>> START Extracted entries

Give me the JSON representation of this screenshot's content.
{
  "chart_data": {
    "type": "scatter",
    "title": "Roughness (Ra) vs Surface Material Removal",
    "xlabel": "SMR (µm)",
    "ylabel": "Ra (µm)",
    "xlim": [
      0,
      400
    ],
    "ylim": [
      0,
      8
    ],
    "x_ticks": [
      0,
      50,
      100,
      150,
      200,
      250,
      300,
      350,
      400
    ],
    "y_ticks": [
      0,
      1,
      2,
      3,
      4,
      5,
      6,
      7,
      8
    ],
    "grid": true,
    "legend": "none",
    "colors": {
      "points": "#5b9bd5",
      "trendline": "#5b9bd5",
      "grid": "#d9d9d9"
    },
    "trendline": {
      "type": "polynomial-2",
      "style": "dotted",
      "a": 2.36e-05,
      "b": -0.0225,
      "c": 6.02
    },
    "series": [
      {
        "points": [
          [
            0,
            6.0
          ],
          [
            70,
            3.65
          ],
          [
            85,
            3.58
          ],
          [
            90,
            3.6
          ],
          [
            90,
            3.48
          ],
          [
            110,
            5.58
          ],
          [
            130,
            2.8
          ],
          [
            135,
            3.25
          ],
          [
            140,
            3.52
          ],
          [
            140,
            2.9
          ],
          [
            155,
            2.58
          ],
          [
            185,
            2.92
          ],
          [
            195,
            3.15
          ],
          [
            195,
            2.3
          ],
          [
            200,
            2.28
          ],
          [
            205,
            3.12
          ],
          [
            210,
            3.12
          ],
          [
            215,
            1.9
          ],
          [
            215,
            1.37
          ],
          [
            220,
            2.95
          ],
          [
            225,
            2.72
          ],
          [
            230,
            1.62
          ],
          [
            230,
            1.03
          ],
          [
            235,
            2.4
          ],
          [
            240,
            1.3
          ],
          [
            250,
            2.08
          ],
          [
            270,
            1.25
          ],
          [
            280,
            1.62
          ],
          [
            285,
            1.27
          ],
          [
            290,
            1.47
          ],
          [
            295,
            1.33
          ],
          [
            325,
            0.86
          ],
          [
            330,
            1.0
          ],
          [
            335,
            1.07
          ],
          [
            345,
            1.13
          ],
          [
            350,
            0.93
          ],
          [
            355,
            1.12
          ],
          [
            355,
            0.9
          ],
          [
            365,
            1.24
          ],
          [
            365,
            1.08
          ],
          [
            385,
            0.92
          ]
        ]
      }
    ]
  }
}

>> END Extracted entries

- **Do this**:
Every record should be repeated exactly; please leave none out.

- **Full response**:
Give me the JSON representation of this screenshot's content.
{
  "chart_data": {
    "type": "scatter",
    "title": "Roughness (Ra) vs Surface Material Removal",
    "xlabel": "SMR (µm)",
    "ylabel": "Ra (µm)",
    "xlim": [
      0,
      400
    ],
    "ylim": [
      0,
      8
    ],
    "x_ticks": [
      0,
      50,
      100,
      150,
      200,
      250,
      300,
      350,
      400
    ],
    "y_ticks": [
      0,
      1,
      2,
      3,
      4,
      5,
      6,
      7,
      8
    ],
    "grid": true,
    "legend": "none",
    "colors": {
      "points": "#5b9bd5",
      "trendline": "#5b9bd5",
      "grid": "#d9d9d9"
    },
    "trendline": {
      "type": "polynomial-2",
      "style": "dotted",
      "a": 2.36e-05,
      "b": -0.0225,
      "c": 6.02
    },
    "series": [
      {
        "points": [
          [
            0,
            6.0
          ],
          [
            70,
            3.65
          ],
          [
            85,
            3.58
          ],
          [
            90,
            3.6
          ],
          [
            90,
            3.48
          ],
          [
            110,
            5.58
          ],
          [
            130,
            2.8
          ],
          [
            135,
            3.25
          ],
          [
            140,
            3.52
          ],
          [
            140,
            2.9
          ],
          [
            155,
            2.58
          ],
          [
            185,
            2.92
          ],
          [
            195,
            3.15
          ],
          [
            195,
            2.3
          ],
          [
            200,
            2.28
          ],
          [
            205,
            3.12
          ],
          [
            210,
            3.12
          ],
          [
            215,
            1.9
          ],
          [
            215,
            1.37
          ],
          [
            220,
            2.95
          ],
          [
            225,
            2.72
          ],
          [
            230,
            1.62
          ],
          [
            230,
            1.03
          ],
          [
            235,
            2.4
          ],
          [
            240,
            1.3
          ],
          [
            250,
            2.08
          ],
          [
            270,
            1.25
          ],
          [
            280,
            1.62
          ],
          [
            285,
            1.27
          ],
          [
            290,
            1.47
          ],
          [
            295,
            1.33
          ],
          [
            325,
            0.86
          ],
          [
            330,
            1.0
          ],
          [
            335,
            1.07
          ],
          [
            345,
            1.13
          ],
          [
            350,
            0.93
          ],
          [
            355,
            1.12
          ],
          [
            355,
            0.9
          ],
          [
            365,
            1.24
          ],
          [
            365,
            1.08
          ],
          [
            385,
            0.92
          ]
        ]
      }
    ]
  }
}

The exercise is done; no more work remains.